(The task): Copy the data word for word, keeping every line.

[Start]

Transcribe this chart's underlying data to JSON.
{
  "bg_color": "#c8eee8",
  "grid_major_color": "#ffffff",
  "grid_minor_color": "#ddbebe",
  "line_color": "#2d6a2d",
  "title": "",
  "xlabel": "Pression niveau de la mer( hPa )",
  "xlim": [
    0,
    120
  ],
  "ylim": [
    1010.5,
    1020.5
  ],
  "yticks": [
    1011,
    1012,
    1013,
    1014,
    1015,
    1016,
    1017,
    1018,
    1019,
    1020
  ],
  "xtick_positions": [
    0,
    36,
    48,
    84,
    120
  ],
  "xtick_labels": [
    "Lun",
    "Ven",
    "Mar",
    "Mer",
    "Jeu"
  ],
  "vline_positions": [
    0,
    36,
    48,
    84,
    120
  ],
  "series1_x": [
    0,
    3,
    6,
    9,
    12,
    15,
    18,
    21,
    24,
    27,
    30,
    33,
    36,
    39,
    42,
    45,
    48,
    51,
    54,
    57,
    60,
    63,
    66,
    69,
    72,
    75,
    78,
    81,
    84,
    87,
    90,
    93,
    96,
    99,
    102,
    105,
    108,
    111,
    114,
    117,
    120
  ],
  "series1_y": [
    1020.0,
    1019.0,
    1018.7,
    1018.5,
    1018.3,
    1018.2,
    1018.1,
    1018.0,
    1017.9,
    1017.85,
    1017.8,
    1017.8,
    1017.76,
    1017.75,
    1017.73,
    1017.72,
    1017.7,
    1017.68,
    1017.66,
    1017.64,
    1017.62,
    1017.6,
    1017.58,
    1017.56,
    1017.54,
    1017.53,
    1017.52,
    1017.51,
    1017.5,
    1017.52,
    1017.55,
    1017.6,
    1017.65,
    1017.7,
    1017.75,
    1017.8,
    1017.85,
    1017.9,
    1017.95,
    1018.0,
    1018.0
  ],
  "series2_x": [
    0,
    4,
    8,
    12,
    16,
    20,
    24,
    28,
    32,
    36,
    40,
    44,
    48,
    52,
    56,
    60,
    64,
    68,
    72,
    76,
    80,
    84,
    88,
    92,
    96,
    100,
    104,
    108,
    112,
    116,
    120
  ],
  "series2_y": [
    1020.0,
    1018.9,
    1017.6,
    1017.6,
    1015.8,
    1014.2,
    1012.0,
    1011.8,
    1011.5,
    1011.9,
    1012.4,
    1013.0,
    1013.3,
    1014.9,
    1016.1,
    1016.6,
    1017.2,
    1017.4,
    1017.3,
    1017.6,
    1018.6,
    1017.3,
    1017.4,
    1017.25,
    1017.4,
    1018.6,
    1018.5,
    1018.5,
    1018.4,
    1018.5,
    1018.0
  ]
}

[End]

(Result of the exercise):
Transcribe this chart's underlying data to JSON.
{
  "bg_color": "#c8eee8",
  "grid_major_color": "#ffffff",
  "grid_minor_color": "#ddbebe",
  "line_color": "#2d6a2d",
  "title": "",
  "xlabel": "Pression niveau de la mer( hPa )",
  "xlim": [
    0,
    120
  ],
  "ylim": [
    1010.5,
    1020.5
  ],
  "yticks": [
    1011,
    1012,
    1013,
    1014,
    1015,
    1016,
    1017,
    1018,
    1019,
    1020
  ],
  "xtick_positions": [
    0,
    36,
    48,
    84,
    120
  ],
  "xtick_labels": [
    "Lun",
    "Ven",
    "Mar",
    "Mer",
    "Jeu"
  ],
  "vline_positions": [
    0,
    36,
    48,
    84,
    120
  ],
  "series1_x": [
    0,
    3,
    6,
    9,
    12,
    15,
    18,
    21,
    24,
    27,
    30,
    33,
    36,
    39,
    42,
    45,
    48,
    51,
    54,
    57,
    60,
    63,
    66,
    69,
    72,
    75,
    78,
    81,
    84,
    87,
    90,
    93,
    96,
    99,
    102,
    105,
    108,
    111,
    114,
    117,
    120
  ],
  "series1_y": [
    1020.0,
    1019.0,
    1018.7,
    1018.5,
    1018.3,
    1018.2,
    1018.1,
    1018.0,
    1017.9,
    1017.85,
    1017.8,
    1017.8,
    1017.76,
    1017.75,
    1017.73,
    1017.72,
    1017.7,
    1017.68,
    1017.66,
    1017.64,
    1017.62,
    1017.6,
    1017.58,
    1017.56,
    1017.54,
    1017.53,
    1017.52,
    1017.51,
    1017.5,
    1017.52,
    1017.55,
    1017.6,
    1017.65,
    1017.7,
    1017.75,
    1017.8,
    1017.85,
    1017.9,
    1017.95,
    1018.0,
    1018.0
  ],
  "series2_x": [
    0,
    4,
    8,
    12,
    16,
    20,
    24,
    28,
    32,
    36,
    40,
    44,
    48,
    52,
    56,
    60,
    64,
    68,
    72,
    76,
    80,
    84,
    88,
    92,
    96,
    100,
    104,
    108,
    112,
    116,
    120
  ],
  "series2_y": [
    1020.0,
    1018.9,
    1017.6,
    1017.6,
    1015.8,
    1014.2,
    1012.0,
    1011.8,
    1011.5,
    1011.9,
    1012.4,
    1013.0,
    1013.3,
    1014.9,
    1016.1,
    1016.6,
    1017.2,
    1017.4,
    1017.3,
    1017.6,
    1018.6,
    1017.3,
    1017.4,
    1017.25,
    1017.4,
    1018.6,
    1018.5,
    1018.5,
    1018.4,
    1018.5,
    1018.0
  ]
}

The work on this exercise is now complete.